* MATERIAL:
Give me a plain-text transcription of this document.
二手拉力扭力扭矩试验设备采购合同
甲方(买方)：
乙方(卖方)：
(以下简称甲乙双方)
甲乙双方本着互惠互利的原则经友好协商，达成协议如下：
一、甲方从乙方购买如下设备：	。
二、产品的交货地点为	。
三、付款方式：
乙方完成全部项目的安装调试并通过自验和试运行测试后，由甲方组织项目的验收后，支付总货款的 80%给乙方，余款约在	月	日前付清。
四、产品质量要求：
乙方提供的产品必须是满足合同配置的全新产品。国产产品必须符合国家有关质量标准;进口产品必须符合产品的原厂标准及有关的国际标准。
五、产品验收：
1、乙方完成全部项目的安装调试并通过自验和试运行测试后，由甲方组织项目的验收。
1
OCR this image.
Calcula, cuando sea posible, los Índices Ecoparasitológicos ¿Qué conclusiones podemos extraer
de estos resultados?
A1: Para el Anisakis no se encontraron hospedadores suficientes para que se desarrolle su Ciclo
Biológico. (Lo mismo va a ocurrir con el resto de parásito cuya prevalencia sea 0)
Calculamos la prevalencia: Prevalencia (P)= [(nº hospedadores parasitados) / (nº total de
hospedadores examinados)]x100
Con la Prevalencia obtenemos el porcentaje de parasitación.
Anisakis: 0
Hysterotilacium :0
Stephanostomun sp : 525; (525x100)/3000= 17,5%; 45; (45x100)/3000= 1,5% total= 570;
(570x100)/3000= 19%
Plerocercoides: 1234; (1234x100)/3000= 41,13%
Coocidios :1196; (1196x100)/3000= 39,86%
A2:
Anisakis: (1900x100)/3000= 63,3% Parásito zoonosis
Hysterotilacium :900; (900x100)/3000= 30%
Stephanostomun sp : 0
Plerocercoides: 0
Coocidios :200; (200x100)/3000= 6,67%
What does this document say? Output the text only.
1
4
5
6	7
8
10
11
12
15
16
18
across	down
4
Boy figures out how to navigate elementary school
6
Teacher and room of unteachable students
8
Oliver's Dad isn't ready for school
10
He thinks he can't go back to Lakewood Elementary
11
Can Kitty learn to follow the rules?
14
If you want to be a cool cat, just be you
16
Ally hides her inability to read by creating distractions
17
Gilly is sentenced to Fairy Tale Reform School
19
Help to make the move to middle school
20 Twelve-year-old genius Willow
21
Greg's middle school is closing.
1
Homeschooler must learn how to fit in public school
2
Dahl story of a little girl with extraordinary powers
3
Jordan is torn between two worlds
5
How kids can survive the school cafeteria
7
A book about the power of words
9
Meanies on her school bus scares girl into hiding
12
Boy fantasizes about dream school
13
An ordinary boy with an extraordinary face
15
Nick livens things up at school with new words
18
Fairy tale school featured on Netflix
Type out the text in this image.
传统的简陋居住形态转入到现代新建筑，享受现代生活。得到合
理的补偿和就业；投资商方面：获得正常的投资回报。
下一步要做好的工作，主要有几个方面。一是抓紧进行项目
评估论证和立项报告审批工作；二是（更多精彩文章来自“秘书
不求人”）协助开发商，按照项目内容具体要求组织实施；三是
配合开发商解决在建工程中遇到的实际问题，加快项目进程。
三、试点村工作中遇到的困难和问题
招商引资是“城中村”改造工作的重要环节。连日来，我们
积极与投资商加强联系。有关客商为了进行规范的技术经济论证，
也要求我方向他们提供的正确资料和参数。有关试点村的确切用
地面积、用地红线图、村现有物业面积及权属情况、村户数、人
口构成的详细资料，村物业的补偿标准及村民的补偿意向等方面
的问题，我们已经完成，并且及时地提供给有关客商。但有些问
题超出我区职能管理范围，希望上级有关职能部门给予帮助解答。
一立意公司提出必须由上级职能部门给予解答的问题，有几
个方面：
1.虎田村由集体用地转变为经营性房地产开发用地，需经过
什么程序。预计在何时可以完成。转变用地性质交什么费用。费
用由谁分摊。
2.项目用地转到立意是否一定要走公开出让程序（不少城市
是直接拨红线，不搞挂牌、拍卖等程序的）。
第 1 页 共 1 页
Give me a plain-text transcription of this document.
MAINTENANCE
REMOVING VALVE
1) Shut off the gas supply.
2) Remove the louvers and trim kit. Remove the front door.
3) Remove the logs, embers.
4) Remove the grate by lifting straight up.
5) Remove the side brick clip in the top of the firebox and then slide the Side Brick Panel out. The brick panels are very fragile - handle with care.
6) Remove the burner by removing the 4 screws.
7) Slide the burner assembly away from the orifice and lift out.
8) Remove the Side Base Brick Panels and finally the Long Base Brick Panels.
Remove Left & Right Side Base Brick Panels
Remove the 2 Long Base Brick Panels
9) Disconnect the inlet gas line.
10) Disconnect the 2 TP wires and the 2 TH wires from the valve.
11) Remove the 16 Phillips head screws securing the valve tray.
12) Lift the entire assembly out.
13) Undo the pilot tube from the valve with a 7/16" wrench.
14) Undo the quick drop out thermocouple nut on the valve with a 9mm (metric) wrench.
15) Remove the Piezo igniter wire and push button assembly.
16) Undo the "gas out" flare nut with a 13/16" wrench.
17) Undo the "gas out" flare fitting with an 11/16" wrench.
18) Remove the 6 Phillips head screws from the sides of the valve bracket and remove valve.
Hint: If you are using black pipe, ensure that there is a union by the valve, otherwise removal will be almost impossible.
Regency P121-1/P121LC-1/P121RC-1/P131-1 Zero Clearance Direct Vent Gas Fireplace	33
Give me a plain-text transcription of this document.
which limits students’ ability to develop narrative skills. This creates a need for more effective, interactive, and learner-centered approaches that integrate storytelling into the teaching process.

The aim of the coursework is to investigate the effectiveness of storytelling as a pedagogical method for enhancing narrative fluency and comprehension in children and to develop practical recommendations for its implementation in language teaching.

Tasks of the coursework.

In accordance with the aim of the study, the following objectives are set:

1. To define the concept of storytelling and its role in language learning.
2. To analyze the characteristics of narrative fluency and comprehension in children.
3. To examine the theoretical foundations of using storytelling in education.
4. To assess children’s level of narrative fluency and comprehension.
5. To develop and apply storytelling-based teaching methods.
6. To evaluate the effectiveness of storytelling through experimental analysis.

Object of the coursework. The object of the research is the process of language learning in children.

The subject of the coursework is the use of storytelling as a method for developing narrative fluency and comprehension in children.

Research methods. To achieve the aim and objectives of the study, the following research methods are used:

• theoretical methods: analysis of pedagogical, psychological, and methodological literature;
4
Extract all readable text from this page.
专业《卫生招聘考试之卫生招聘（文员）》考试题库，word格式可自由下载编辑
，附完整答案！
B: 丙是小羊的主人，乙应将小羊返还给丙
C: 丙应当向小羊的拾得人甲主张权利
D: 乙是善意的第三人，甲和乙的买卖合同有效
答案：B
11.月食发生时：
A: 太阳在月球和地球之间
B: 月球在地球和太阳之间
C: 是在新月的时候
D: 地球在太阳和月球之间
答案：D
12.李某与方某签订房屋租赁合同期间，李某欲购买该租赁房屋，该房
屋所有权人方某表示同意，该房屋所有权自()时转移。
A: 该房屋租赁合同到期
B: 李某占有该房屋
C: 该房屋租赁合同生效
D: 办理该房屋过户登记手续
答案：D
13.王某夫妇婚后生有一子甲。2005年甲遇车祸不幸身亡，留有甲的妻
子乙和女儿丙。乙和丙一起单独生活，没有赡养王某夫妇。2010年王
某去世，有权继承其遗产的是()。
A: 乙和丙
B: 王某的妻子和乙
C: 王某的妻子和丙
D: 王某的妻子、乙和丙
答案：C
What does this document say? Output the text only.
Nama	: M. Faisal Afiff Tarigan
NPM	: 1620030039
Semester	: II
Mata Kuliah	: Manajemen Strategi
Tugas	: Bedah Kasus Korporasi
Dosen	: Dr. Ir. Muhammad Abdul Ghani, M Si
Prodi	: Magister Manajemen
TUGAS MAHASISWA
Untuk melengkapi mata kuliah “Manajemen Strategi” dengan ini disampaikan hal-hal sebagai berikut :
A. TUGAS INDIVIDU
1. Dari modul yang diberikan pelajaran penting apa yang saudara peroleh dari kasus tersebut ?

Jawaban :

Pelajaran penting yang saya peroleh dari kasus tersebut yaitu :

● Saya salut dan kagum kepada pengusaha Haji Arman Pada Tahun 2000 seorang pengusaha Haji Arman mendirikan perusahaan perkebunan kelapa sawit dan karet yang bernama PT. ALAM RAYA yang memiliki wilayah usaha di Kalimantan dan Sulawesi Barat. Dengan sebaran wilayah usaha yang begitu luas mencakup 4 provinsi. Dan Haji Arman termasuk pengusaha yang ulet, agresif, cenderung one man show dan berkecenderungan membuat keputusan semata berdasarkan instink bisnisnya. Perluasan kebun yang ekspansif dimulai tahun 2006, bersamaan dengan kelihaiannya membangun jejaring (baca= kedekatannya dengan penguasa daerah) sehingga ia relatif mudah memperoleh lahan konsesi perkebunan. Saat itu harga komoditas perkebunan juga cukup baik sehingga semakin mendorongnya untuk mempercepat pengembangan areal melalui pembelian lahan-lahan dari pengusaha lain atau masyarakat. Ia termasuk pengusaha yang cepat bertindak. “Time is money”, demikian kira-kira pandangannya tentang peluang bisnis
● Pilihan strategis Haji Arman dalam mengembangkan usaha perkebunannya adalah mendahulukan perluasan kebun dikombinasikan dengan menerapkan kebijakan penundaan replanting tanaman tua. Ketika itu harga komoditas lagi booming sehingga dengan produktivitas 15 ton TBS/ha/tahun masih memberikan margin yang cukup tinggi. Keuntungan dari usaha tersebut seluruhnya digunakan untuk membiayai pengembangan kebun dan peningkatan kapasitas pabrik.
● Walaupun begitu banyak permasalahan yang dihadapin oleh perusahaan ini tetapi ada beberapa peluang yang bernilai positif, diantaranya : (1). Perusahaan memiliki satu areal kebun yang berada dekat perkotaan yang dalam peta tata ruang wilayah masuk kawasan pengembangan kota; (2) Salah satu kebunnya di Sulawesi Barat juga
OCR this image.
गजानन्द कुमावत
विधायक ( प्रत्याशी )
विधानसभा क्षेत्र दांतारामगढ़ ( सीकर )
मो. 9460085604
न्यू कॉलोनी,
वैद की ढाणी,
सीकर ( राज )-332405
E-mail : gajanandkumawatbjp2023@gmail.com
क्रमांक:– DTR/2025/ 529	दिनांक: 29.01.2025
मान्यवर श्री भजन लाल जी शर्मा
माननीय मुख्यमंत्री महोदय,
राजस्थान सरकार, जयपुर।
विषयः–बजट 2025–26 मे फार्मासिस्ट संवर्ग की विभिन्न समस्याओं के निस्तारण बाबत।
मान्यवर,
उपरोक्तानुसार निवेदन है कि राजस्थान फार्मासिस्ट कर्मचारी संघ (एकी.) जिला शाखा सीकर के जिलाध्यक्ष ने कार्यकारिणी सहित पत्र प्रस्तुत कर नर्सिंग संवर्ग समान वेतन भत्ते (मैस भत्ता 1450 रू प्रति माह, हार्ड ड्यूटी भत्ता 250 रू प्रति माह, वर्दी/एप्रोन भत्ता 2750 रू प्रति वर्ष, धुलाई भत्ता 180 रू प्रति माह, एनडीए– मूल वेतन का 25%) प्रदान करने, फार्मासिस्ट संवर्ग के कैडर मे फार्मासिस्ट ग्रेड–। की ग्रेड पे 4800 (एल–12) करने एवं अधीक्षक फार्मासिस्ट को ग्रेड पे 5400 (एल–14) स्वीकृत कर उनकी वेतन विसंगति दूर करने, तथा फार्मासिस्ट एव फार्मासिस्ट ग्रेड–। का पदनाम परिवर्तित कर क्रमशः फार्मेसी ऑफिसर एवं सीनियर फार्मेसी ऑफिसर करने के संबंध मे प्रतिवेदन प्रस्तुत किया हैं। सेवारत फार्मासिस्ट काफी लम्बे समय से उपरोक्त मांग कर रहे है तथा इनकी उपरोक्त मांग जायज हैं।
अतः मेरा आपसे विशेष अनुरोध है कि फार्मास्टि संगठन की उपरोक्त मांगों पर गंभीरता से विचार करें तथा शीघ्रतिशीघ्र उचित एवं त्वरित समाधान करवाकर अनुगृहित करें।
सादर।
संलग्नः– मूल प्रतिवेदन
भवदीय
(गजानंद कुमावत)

* GOAL OF THE EXERCISE: Look through the listing and extract every line with "teaching" in it.

* FINAL ANSWER:
which limits students’ ability to develop narrative skills. This creates a need for more effective, interactive, and learner-centered approaches that integrate storytelling into the teaching process.
The aim of the coursework is to investigate the effectiveness of storytelling as a pedagogical method for enhancing narrative fluency and comprehension in children and to develop practical recommendations for its implementation in language teaching.
5. To develop and apply storytelling-based teaching methods.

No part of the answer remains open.